TASK OBJECTIVE:
Look through the records that follow. Copy every line containing the word "util".

-- start --

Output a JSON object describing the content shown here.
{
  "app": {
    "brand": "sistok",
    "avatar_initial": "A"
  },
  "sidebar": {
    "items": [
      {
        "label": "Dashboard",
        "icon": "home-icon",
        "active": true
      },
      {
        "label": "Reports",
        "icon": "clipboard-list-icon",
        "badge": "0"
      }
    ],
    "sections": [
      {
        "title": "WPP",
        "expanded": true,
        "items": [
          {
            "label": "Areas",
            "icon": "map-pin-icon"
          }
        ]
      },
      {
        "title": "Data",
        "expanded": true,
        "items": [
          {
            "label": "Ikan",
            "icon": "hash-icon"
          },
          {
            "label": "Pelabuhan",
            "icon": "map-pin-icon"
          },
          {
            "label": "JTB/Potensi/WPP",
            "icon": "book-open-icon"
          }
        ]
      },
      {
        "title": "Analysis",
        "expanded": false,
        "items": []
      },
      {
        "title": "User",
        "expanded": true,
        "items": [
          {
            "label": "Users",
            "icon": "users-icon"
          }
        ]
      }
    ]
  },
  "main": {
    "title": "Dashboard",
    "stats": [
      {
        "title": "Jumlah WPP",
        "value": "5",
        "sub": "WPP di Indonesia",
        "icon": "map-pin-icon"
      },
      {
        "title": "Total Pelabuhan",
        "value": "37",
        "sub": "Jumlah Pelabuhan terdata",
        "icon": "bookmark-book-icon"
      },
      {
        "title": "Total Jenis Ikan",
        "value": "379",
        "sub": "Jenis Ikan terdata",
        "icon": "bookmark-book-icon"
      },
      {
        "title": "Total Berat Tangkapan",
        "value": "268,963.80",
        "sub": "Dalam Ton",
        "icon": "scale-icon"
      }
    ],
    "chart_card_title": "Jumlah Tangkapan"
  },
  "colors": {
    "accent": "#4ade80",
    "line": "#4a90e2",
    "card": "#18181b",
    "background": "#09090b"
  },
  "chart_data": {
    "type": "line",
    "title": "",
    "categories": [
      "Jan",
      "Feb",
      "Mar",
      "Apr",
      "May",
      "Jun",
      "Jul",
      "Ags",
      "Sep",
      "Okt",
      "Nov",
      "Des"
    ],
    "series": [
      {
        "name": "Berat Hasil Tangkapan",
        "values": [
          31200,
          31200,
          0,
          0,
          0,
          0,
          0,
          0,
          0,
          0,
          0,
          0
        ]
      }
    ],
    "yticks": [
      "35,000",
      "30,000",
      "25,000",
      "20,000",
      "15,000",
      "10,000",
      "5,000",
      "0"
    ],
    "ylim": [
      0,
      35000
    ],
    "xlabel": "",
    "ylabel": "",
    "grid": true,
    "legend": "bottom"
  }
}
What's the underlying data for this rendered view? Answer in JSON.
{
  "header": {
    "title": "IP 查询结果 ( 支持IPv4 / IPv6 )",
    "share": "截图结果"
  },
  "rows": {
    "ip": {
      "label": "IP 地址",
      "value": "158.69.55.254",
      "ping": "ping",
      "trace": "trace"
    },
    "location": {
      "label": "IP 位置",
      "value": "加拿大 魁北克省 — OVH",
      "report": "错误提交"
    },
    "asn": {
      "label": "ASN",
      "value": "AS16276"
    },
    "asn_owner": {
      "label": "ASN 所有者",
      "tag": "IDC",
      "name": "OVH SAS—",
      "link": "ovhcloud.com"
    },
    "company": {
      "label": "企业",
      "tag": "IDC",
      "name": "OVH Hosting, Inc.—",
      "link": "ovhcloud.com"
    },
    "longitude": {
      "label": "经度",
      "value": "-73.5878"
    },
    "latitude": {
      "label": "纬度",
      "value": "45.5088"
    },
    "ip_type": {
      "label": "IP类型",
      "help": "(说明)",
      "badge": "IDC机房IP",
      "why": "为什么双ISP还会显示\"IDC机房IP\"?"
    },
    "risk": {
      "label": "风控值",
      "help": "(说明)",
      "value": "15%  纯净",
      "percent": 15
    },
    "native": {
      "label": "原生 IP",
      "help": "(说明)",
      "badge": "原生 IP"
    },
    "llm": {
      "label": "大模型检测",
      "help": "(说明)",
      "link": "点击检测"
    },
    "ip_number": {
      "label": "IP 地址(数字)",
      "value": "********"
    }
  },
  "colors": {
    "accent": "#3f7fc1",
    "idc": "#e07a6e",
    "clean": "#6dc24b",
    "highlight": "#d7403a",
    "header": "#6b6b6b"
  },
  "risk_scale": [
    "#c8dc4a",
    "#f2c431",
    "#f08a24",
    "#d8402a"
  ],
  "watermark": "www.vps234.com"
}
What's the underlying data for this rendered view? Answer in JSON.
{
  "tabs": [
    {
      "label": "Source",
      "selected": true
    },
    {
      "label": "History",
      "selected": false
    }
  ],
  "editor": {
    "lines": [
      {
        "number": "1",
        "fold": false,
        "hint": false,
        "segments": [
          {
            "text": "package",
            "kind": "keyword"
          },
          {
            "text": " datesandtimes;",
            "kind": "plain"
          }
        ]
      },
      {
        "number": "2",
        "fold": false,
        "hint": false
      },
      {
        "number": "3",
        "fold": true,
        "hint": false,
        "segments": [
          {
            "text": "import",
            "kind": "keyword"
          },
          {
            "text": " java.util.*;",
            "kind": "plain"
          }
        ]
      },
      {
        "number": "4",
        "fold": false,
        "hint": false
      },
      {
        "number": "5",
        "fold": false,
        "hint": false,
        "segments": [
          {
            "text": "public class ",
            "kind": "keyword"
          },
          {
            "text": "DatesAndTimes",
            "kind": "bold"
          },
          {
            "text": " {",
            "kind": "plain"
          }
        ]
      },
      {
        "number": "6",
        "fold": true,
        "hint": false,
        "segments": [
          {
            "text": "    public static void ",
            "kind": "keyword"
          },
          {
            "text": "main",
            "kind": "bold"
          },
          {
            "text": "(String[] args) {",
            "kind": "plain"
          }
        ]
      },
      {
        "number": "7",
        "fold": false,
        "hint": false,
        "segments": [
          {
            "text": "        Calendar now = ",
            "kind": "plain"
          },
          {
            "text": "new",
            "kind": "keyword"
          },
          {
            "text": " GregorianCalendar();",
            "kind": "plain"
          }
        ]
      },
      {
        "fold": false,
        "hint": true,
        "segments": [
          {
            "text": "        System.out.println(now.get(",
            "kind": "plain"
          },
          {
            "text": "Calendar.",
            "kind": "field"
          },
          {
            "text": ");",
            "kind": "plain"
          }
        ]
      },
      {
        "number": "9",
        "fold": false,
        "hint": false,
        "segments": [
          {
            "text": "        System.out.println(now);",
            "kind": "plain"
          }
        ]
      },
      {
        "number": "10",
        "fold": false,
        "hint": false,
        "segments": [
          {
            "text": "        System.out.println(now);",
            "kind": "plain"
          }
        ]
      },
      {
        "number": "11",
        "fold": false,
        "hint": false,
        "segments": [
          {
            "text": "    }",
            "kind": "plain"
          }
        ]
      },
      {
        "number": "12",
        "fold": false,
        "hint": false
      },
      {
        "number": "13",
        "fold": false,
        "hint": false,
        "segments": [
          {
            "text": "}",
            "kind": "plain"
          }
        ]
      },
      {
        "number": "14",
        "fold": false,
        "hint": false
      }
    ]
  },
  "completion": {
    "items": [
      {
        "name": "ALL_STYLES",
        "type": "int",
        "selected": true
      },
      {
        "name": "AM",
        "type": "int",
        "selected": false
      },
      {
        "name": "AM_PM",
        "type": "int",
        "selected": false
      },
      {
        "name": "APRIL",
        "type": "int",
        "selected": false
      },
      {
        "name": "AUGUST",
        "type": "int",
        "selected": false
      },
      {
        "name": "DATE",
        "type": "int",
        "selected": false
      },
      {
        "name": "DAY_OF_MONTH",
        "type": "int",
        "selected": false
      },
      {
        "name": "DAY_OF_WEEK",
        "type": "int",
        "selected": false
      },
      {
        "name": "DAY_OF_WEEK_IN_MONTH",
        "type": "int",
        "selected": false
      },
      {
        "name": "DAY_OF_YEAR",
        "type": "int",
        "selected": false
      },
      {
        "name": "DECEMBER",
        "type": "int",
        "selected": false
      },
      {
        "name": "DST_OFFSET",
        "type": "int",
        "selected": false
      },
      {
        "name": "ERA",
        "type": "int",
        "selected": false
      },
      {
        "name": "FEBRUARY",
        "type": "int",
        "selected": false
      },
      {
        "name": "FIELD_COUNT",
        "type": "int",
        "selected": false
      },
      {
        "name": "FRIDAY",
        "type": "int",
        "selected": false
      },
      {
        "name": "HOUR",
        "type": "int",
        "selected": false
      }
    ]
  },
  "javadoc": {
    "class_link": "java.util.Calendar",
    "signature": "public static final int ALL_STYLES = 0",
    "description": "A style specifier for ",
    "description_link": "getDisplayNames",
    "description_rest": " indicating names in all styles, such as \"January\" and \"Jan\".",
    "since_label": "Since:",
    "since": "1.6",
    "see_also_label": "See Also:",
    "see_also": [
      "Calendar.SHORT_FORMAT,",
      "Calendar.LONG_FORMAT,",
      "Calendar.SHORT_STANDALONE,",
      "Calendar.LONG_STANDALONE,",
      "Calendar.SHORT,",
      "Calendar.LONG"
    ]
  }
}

-- end --

FULL ANSWER:
            "text": " java.util.*;",
    "class_link": "java.util.Calendar",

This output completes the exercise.